:: Auszug ::
Klassisch in Schauspiel wie Musiktheater startet das Theater Altenburg-Gera unter seinem Interims-Intendanten Eberhard Kneipel kommendes Wochenende, nämlich mit Schillers «Kabale und Liebe» in Altenburg und Verdis «La Traviata» in Gera. 17 neue Produktionen im Spannungsfeld zwischen Repertoire und Neuentdeckungen mit hohem künstlerischen Anspruch hält Thüringens größte Bühne bereit. Das Motto «Vierfalt» symbolisiert dabei das breite Spektrum der Sparten.
Gleich auf «Level 13» hat sich das Deutsche Nationaltheater (DNT) Weimar mit der Uraufführung des gleichnamigen Stückes von Alexander Schmidt vergangenen Samstag an der Erfurter Bühne begeben. Am DNT selbst folgen 13 große Neuinszenierungen. Dabei darf ein Schiller in Weimar nicht fehlen. Doch die Würfel für ein spezielles Stück sind noch nicht gefallen, nachdem das geplante «Laboratorium» aus finanziellen Gründen abgesagt wurde.
Am Theater Rudolstadt indes «schillert» es gleich zu Beginn der Spielzeit kräftig mit der «Jungfrau von Orleans». Tags darauf nimmt das Ensemble dann ganz und gar nicht klassisch mit «Nach dem Regen» von Sergi Belbel absolut komisch die Geschicke eines Unternehmens Hier und Heute aufs Korn. Insgesamt wartet das Haus mit der einzigartigen Kombination der Sparten Schauspiel und Orchester dennoch mit 17 neuen Inszenierungen in allen Sparten auf.
Auf 13 neue Produktionen bringt es das Theater Meiningen, das seine Spielzeit mit Büchners Klassiker «Dantons Tod» eröffnet. Eine Woche länger müssen sich das Erfurter und das Eisenacher Publikum bis zur Premiere von Mozarts «Don Giovanni» beziehungsweise von Lehars «Land des Lächelns» gedulden. Bis das erste neue Stück in Nordhausen - dort hat nun eine neue Crew unter Intendant Lars Tietje das Sagen - auf die Bühne kommt, wird es Anfang Oktober. Noch längere Abstinenz indes ist den Jenaern verordnet. Die komplett neue künstlerische Mannschaft startet Ende Oktober unter dem Motto «Willkommen im Wilden Westen».

:: Angezeigte Informationen ::
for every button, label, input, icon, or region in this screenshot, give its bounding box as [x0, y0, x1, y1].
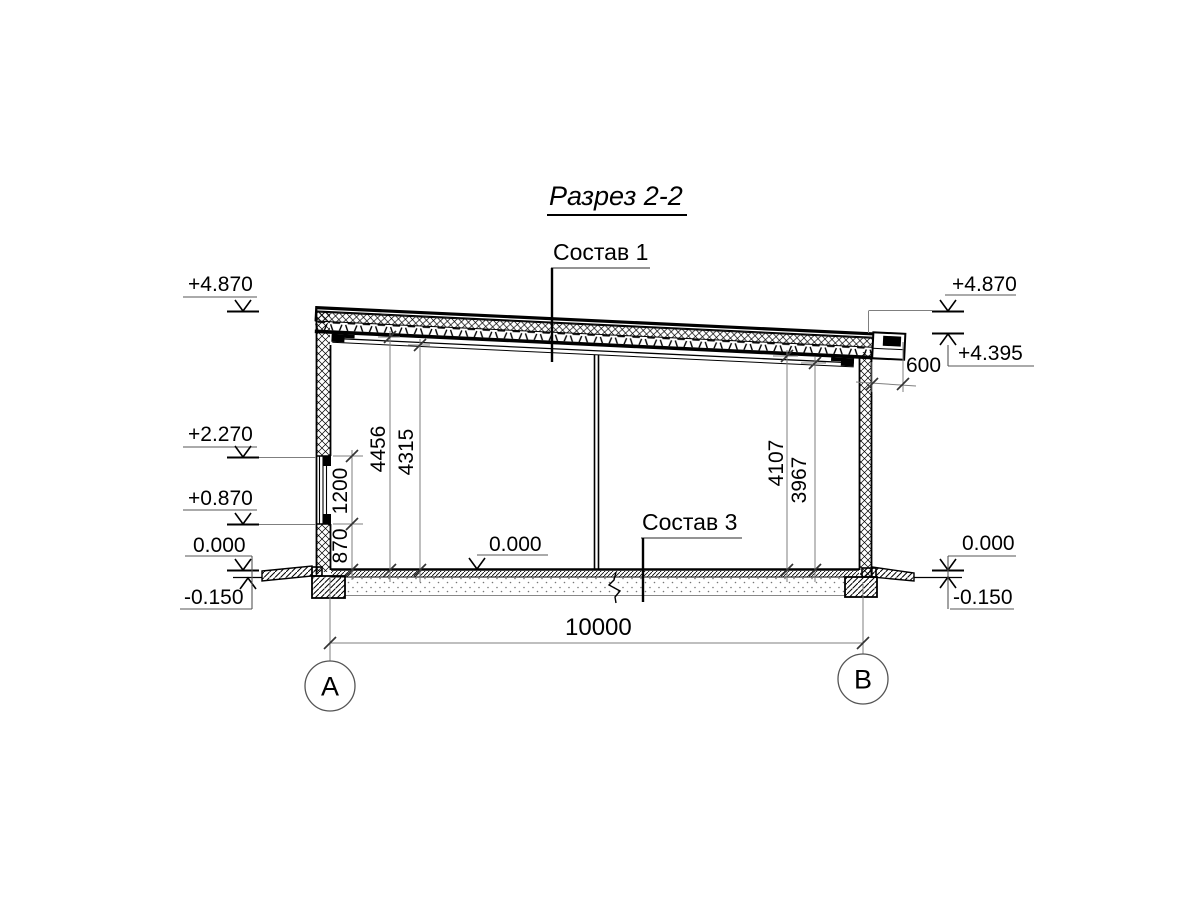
axis-label-a: A [321, 672, 339, 703]
section-drawing-sheet: Разрез 2-2 Состав 1 Состав 3 +4.870 +2.2… [0, 0, 1200, 900]
dim-span: 10000 [565, 616, 632, 640]
elevation-left-0870: +0.870 [188, 488, 253, 509]
elevation-right-minus0150: -0.150 [953, 587, 1013, 608]
dim-1200: 1200 [329, 468, 353, 515]
corbel-left [331, 334, 354, 343]
dimension-ticks [324, 331, 909, 649]
dim-3967: 3967 [788, 457, 812, 504]
dim-4315: 4315 [395, 429, 419, 476]
dim-roof-overhang: 600 [906, 355, 941, 376]
elevation-left-0000: 0.000 [193, 535, 246, 556]
center-column [595, 355, 599, 570]
callout-sostav3: Состав 3 [642, 511, 737, 534]
elevation-left-4870: +4.870 [188, 274, 253, 295]
roof-assembly [314, 306, 905, 369]
elevation-floor-interior: 0.000 [489, 534, 542, 555]
floor-slab [331, 570, 859, 596]
callout-sostav1: Состав 1 [553, 241, 648, 264]
axis-label-b: B [854, 665, 872, 696]
dim-870: 870 [329, 528, 353, 563]
section-drawing [0, 0, 1200, 900]
window-sill [323, 514, 331, 524]
dim-4456: 4456 [367, 426, 391, 473]
elevation-right-4870: +4.870 [952, 274, 1017, 295]
elevation-left-2270: +2.270 [188, 424, 253, 445]
elevation-right-0000: 0.000 [962, 533, 1015, 554]
dim-4107: 4107 [765, 440, 789, 487]
elevation-left-minus0150: -0.150 [184, 587, 244, 608]
window-lintel [323, 456, 331, 466]
drawing-title: Разрез 2-2 [547, 183, 687, 216]
elevation-right-4395: +4.395 [958, 343, 1023, 364]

:: Zu erledigende Aufgaben ::
• A. Benennen Sie im Bericht über den Spielzeitbeginn der Thüringer Theater „Ensemble" in „Schauspielensemble" um. Geben Sie dabei den Abschnitt wieder, der mit „Am Theater Rudolstadt" beginnt und nach „allen Sparten auf." endet.
• B. Weshalb sind laut dem Bericht über den Spielzeitbeginn der Thüringer Theater am Deutschen Nationaltheater Weimar die Würfel für ein spezielles Stück noch nicht gefallen?
• C. Knüpfen Sie an das Ende des Berichts über den Spielzeitbeginn der Thüringer Theater an und schreiben Sie ihn weiter.

:: Lösungen zur Übung ::
• A.
Am Theater Rudolstadt indes «schillert» es gleich zu Beginn der Spielzeit kräftig mit der «Jungfrau von Orleans». Tags darauf nimmt das Schauspielensemble dann ganz und gar nicht klassisch mit «Nach dem Regen» von Sergi Belbel absolut komisch die Geschicke eines Unternehmens Hier und Heute aufs Korn. Insgesamt wartet das Haus mit der einzigartigen Kombination der Sparten Schauspiel und Orchester dennoch mit 17 neuen Inszenierungen in allen Sparten auf.

• B. Das geplante „Laboratorium" wurde aus finanziellen Gründen abgesagt. Deshalb steht noch nicht fest, welches spezielle Stück gespielt wird.

• C.
Kooperation wird in dieser Spielzeit an den Thüringer Bühnen größer geschrieben als noch in der zurückliegenden. Damit versuchen die Theater das Schließen von Sparten infolge fehlender Finanzen beziehungsweise zukunftsträchtiger Konzepte zu kompensieren. Bestes Beispiel sind die Häuser Rudolstadt und Nordhausen. Ersterem fehlt das Musiktheater, das sie sich aus dem Norden und durch die Zusammenarbeit mit der Weimarer Musikhochschule auf die Bühne holen. Im Gegenzug gehen von der Saale vier Produktionen in das Schauspiel-lose Nordhausen, darunter das Weihnachtsmärchen mit allein 22 Vorstellungen.
Noch sehr einseitig ist die «Kooperation» zwischen Weimar und Erfurt, präsentiert sich doch in dieser Spielzeit nur das DNT mit fünf Inszenierungen, darunter «Faust» sowie «Romeo und Julia» in der Landeshauptstadt. Gleiches gilt für Meiningen und Eisenach, wo zwar die Südthüringer auf der westlichen Bühne des Landes mit drei Stücken auftreten, der Tross jedoch nicht in die umgekehrte Richtung geht. Und dann ist da noch Thüringens größte und leistungsstärkste Ballett Company. Am Altenburg-Geraer Haus beheimatet, wird die 24-köpfige Truppe den Erfurter Spielplan um zwei Vorstellungen des neuen Strawinsky-Abends, den des Meininger Theaters um neun Aufführungen des «Sommernachtstraums» bereichern.